## [TASK OBJECTIVE]
What is the number of lines containing the word "image"? Give that number alone.

[Excerpt from a dataset]
——
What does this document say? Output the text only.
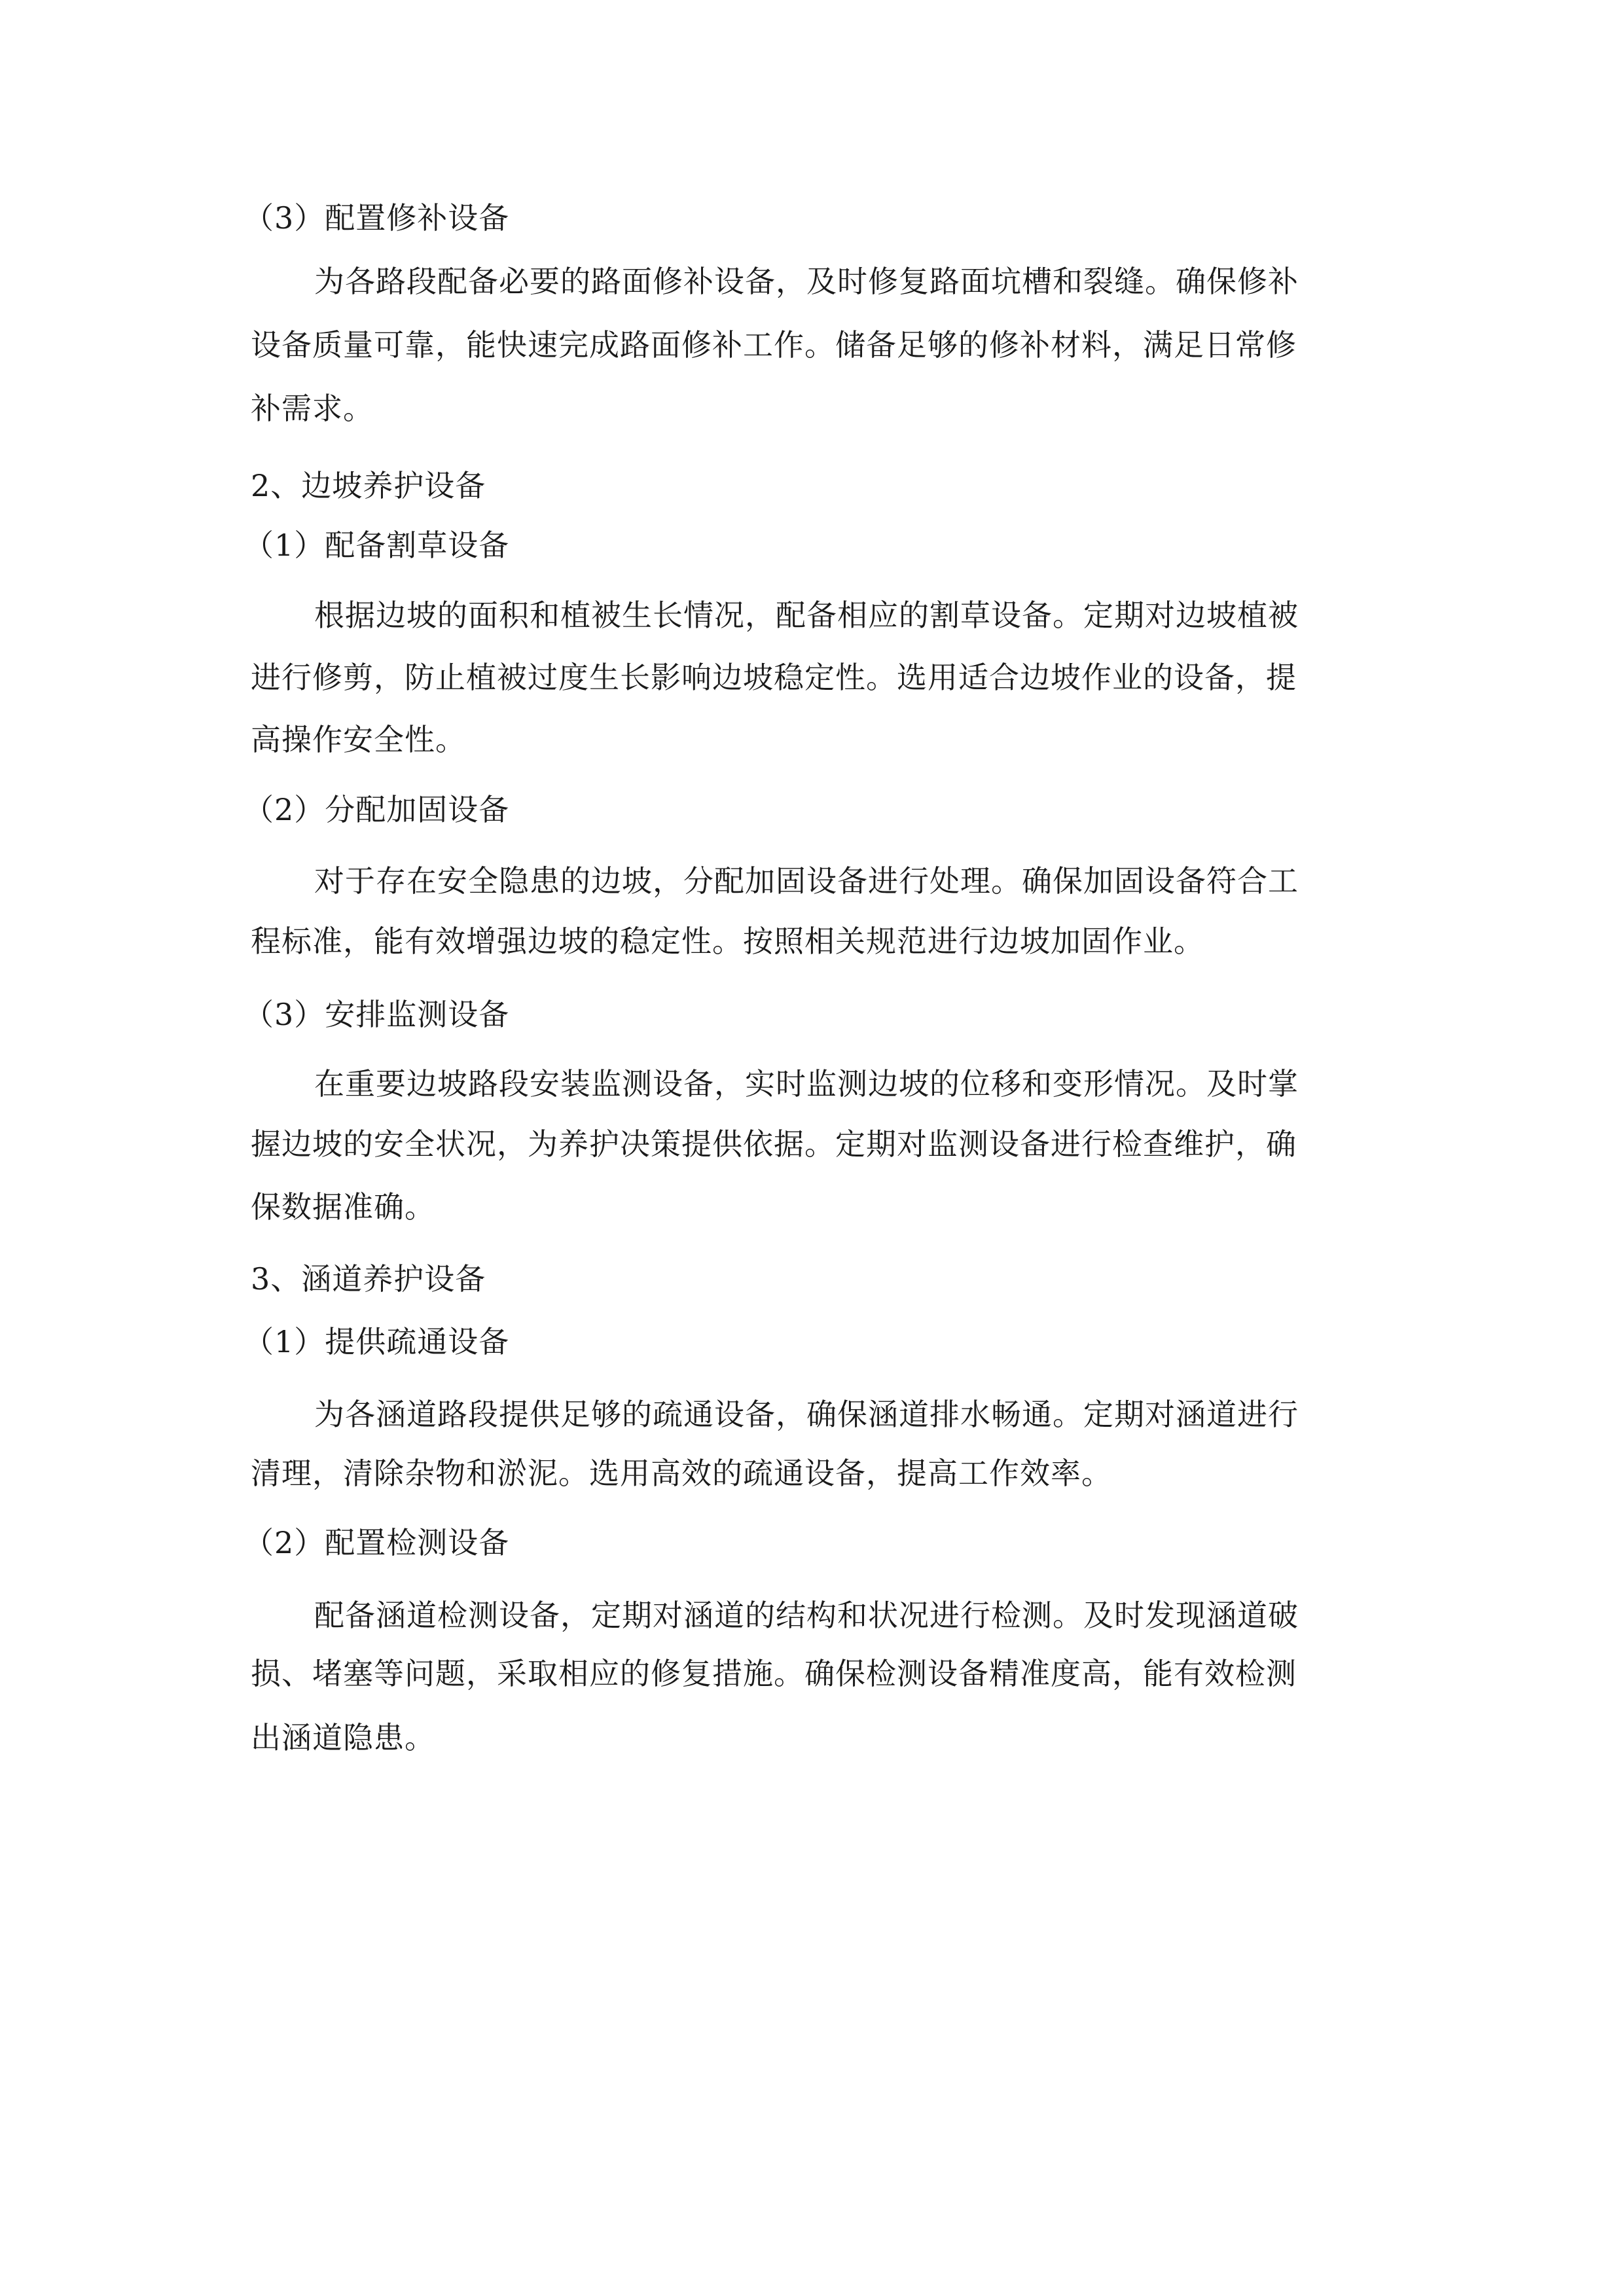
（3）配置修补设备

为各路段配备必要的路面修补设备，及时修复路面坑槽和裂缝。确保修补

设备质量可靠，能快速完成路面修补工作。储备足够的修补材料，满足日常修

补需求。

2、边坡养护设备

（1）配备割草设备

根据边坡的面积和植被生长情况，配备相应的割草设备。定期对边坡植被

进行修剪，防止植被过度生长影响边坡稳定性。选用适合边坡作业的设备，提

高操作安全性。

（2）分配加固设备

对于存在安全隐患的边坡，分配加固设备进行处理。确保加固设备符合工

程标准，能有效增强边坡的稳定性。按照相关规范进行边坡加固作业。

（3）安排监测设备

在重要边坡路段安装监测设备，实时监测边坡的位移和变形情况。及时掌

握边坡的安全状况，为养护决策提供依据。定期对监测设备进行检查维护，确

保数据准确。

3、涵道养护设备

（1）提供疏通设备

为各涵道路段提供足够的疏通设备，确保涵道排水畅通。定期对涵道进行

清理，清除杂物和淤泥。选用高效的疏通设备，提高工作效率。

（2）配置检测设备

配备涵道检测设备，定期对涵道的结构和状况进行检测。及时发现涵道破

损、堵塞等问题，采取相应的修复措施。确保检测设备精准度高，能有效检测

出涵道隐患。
——
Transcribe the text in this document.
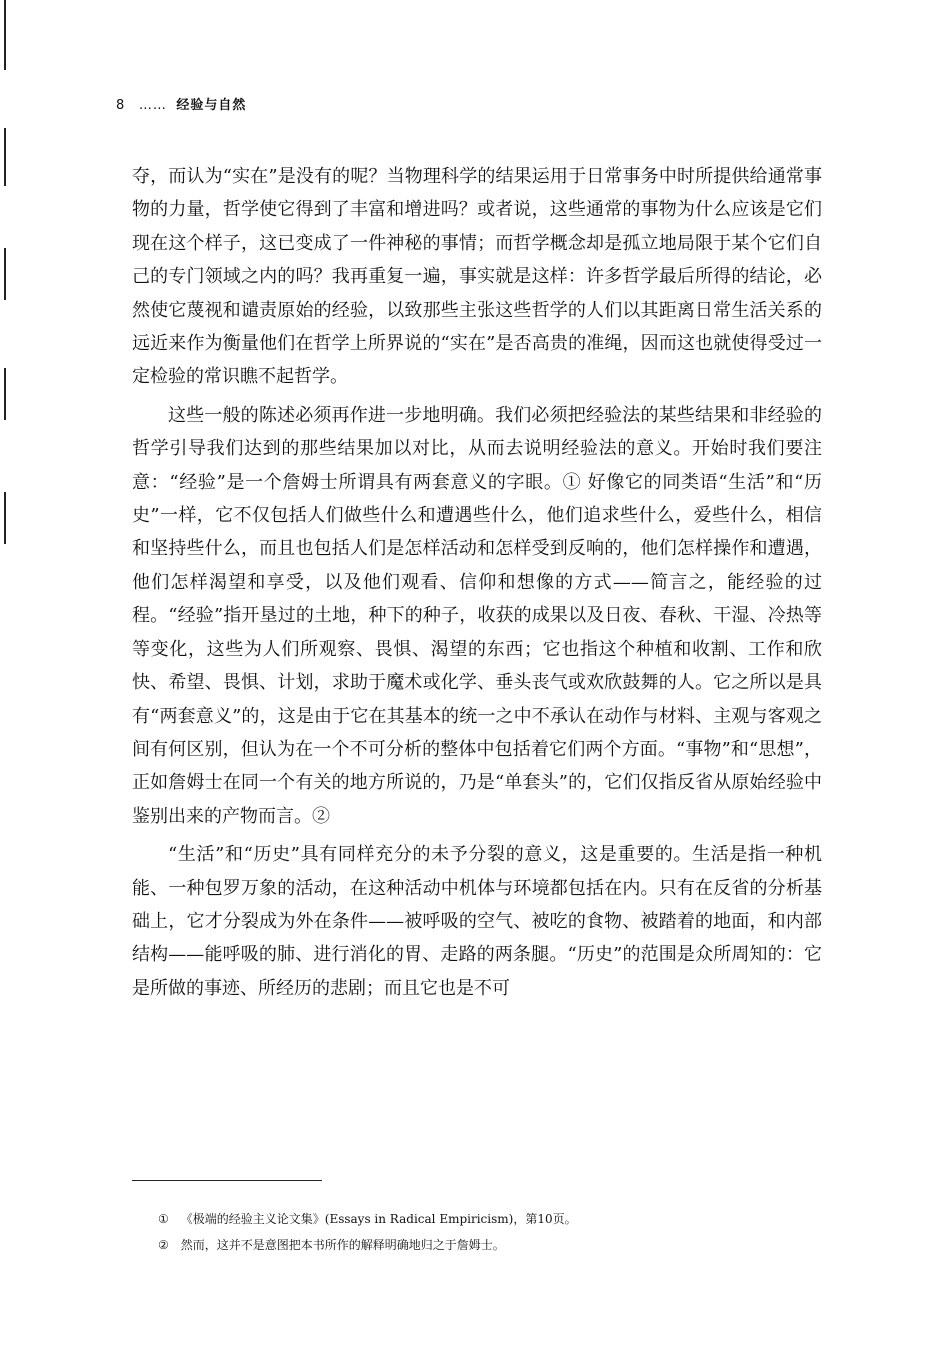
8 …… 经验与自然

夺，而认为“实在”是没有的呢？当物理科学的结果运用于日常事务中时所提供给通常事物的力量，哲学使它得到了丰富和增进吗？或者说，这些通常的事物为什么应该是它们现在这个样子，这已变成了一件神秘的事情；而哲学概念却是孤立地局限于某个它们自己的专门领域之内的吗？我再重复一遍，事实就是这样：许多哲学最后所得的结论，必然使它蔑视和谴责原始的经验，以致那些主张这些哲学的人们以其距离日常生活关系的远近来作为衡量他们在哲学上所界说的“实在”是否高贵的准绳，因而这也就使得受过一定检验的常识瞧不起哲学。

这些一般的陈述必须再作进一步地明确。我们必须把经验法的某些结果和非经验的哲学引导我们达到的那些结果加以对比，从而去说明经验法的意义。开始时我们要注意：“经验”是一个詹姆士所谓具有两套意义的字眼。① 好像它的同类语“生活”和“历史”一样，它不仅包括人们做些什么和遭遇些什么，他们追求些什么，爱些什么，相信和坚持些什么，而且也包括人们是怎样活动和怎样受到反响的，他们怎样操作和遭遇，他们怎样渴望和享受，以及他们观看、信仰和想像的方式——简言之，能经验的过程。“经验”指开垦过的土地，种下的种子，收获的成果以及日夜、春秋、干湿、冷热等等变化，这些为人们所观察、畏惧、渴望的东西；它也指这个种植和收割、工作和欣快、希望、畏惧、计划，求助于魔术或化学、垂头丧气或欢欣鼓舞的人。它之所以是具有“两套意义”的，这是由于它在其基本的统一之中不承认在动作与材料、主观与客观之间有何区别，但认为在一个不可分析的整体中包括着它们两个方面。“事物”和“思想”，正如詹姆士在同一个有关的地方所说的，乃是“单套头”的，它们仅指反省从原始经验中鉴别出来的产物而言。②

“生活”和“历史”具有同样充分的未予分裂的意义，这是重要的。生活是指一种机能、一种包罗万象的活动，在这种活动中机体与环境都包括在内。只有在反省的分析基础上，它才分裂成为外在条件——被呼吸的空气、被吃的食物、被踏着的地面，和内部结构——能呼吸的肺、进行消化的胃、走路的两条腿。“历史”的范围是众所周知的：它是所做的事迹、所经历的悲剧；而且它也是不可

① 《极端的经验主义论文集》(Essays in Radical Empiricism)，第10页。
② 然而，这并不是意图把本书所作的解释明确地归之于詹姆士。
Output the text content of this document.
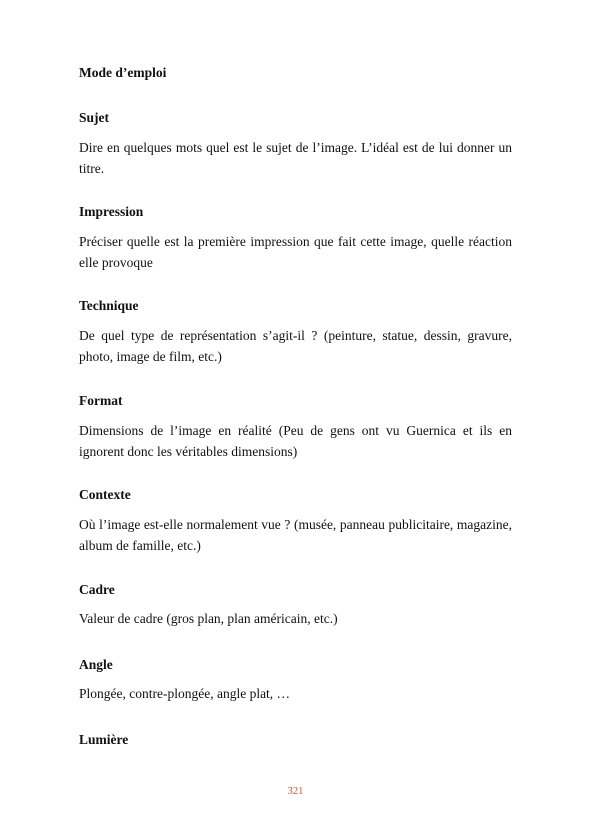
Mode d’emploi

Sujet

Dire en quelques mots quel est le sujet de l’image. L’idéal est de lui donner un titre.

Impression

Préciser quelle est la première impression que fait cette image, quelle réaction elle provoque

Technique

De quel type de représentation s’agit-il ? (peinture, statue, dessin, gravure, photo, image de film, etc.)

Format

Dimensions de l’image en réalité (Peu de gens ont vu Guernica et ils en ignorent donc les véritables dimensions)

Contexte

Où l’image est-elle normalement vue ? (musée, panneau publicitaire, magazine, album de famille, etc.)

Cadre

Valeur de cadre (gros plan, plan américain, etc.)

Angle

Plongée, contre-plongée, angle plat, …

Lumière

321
——
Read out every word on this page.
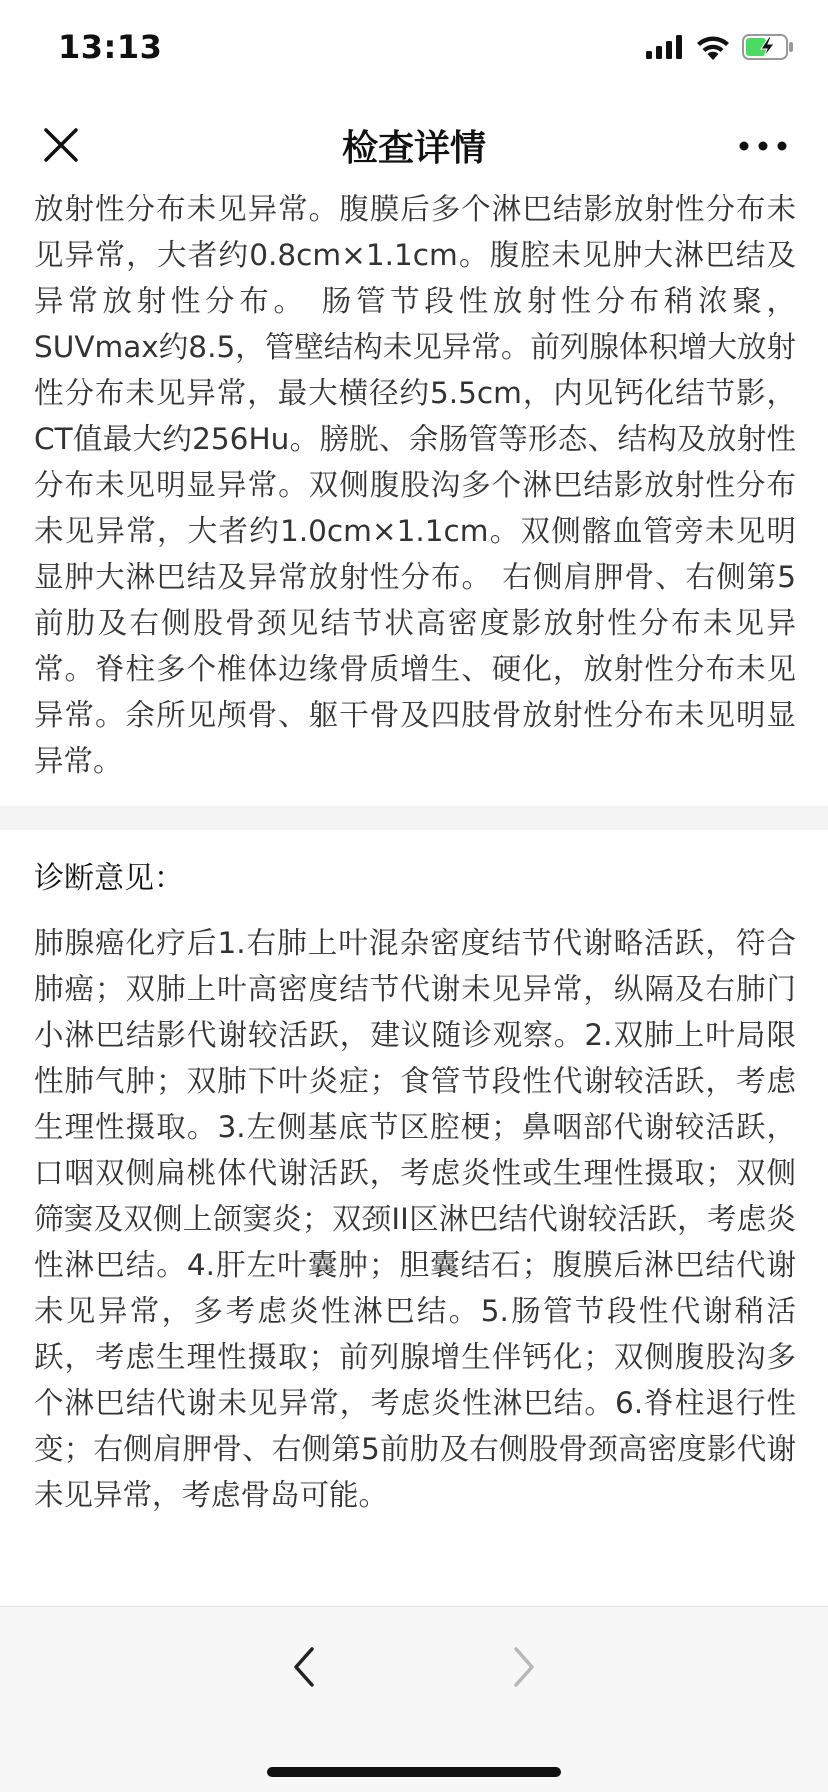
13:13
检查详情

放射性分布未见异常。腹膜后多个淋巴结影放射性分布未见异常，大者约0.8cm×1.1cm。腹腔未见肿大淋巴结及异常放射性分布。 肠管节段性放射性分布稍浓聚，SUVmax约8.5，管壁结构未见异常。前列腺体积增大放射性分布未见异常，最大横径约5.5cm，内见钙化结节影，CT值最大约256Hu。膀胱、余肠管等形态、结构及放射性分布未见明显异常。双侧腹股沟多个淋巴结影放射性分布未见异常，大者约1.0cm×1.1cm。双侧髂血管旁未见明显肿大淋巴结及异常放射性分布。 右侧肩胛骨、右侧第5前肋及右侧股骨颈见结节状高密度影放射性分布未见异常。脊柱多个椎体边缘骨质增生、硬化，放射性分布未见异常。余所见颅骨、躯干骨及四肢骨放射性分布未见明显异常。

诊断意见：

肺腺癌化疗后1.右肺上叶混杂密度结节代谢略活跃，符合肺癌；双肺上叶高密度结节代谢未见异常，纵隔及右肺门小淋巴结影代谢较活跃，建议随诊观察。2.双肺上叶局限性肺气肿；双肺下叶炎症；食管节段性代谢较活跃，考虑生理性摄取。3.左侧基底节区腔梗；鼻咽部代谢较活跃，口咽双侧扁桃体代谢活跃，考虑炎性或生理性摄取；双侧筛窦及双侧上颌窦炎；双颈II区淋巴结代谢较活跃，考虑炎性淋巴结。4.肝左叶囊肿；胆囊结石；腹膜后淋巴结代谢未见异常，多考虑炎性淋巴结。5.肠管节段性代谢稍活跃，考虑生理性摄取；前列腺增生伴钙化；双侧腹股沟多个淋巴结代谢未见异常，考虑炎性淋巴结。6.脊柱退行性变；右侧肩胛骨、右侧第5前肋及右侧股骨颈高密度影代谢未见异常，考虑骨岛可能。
——
## [THE OUTPUT]
5